<<<<
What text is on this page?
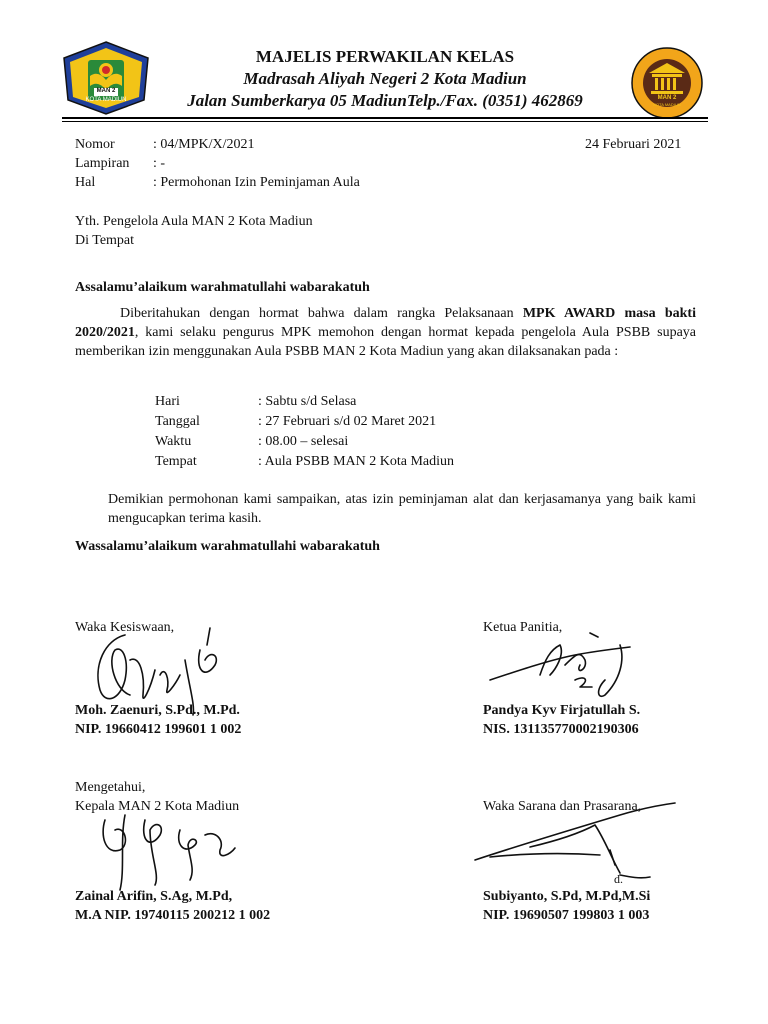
MAN 2
KOTA MADIUN	MAN 2
KOTA MADIUN
MAJELIS PERWAKILAN KELAS
Madrasah Aliyah Negeri 2 Kota Madiun
Jalan Sumberkarya 05 MadiunTelp./Fax. (0351) 462869
Nomor	: 04/MPK/X/2021	24 Februari 2021
Lampiran : -
Hal	: Permohonan Izin Peminjaman Aula
Yth. Pengelola Aula MAN 2 Kota Madiun
Di Tempat
Assalamu’alaikum warahmatullahi wabarakatuh
Diberitahukan dengan hormat bahwa dalam rangka Pelaksanaan MPK AWARD masa bakti 2020/2021, kami selaku pengurus MPK memohon dengan hormat kepada pengelola Aula PSBB supaya memberikan izin menggunakan Aula PSBB MAN 2 Kota Madiun yang akan dilaksanakan pada :
Hari	: Sabtu s/d Selasa
Tanggal	: 27 Februari s/d 02 Maret 2021
Waktu	: 08.00 – selesai
Tempat	: Aula PSBB MAN 2 Kota Madiun
Demikian permohonan kami sampaikan, atas izin peminjaman alat dan kerjasamanya yang baik kami mengucapkan terima kasih.
Wassalamu’alaikum warahmatullahi wabarakatuh
Waka Kesiswaan,
Moh. Zaenuri, S.Pd., M.Pd.
NIP. 19660412 199601 1 002
Ketua Panitia,
Pandya Kyv Firjatullah S.
NIS. 131135770002190306
Mengetahui,
Kepala MAN 2 Kota Madiun
Zainal Arifin, S.Ag, M.Pd,
M.A NIP. 19740115 200212 1 002
Waka Sarana dan Prasarana,
d.
Subiyanto, S.Pd, M.Pd,M.Si
NIP. 19690507 199803 1 003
>>>>
**To do**
The pictures should not appear in the copy; every other part of the records above must be returned exactly.

**Task solution**
What text is on this page?
MAN 2
KOTA MADIUN	MAN 2
KOTA MADIUN
MAJELIS PERWAKILAN KELAS
Madrasah Aliyah Negeri 2 Kota Madiun
Jalan Sumberkarya 05 MadiunTelp./Fax. (0351) 462869
Nomor	: 04/MPK/X/2021	24 Februari 2021
Lampiran : -
Hal	: Permohonan Izin Peminjaman Aula
Yth. Pengelola Aula MAN 2 Kota Madiun
Di Tempat
Assalamu’alaikum warahmatullahi wabarakatuh
Diberitahukan dengan hormat bahwa dalam rangka Pelaksanaan MPK AWARD masa bakti 2020/2021, kami selaku pengurus MPK memohon dengan hormat kepada pengelola Aula PSBB supaya memberikan izin menggunakan Aula PSBB MAN 2 Kota Madiun yang akan dilaksanakan pada :
Hari	: Sabtu s/d Selasa
Tanggal	: 27 Februari s/d 02 Maret 2021
Waktu	: 08.00 – selesai
Tempat	: Aula PSBB MAN 2 Kota Madiun
Demikian permohonan kami sampaikan, atas izin peminjaman alat dan kerjasamanya yang baik kami mengucapkan terima kasih.
Wassalamu’alaikum warahmatullahi wabarakatuh
Waka Kesiswaan,
Moh. Zaenuri, S.Pd., M.Pd.
NIP. 19660412 199601 1 002
Ketua Panitia,
Pandya Kyv Firjatullah S.
NIS. 131135770002190306
Mengetahui,
Kepala MAN 2 Kota Madiun
Zainal Arifin, S.Ag, M.Pd,
M.A NIP. 19740115 200212 1 002
Waka Sarana dan Prasarana,
d.
Subiyanto, S.Pd, M.Pd,M.Si
NIP. 19690507 199803 1 003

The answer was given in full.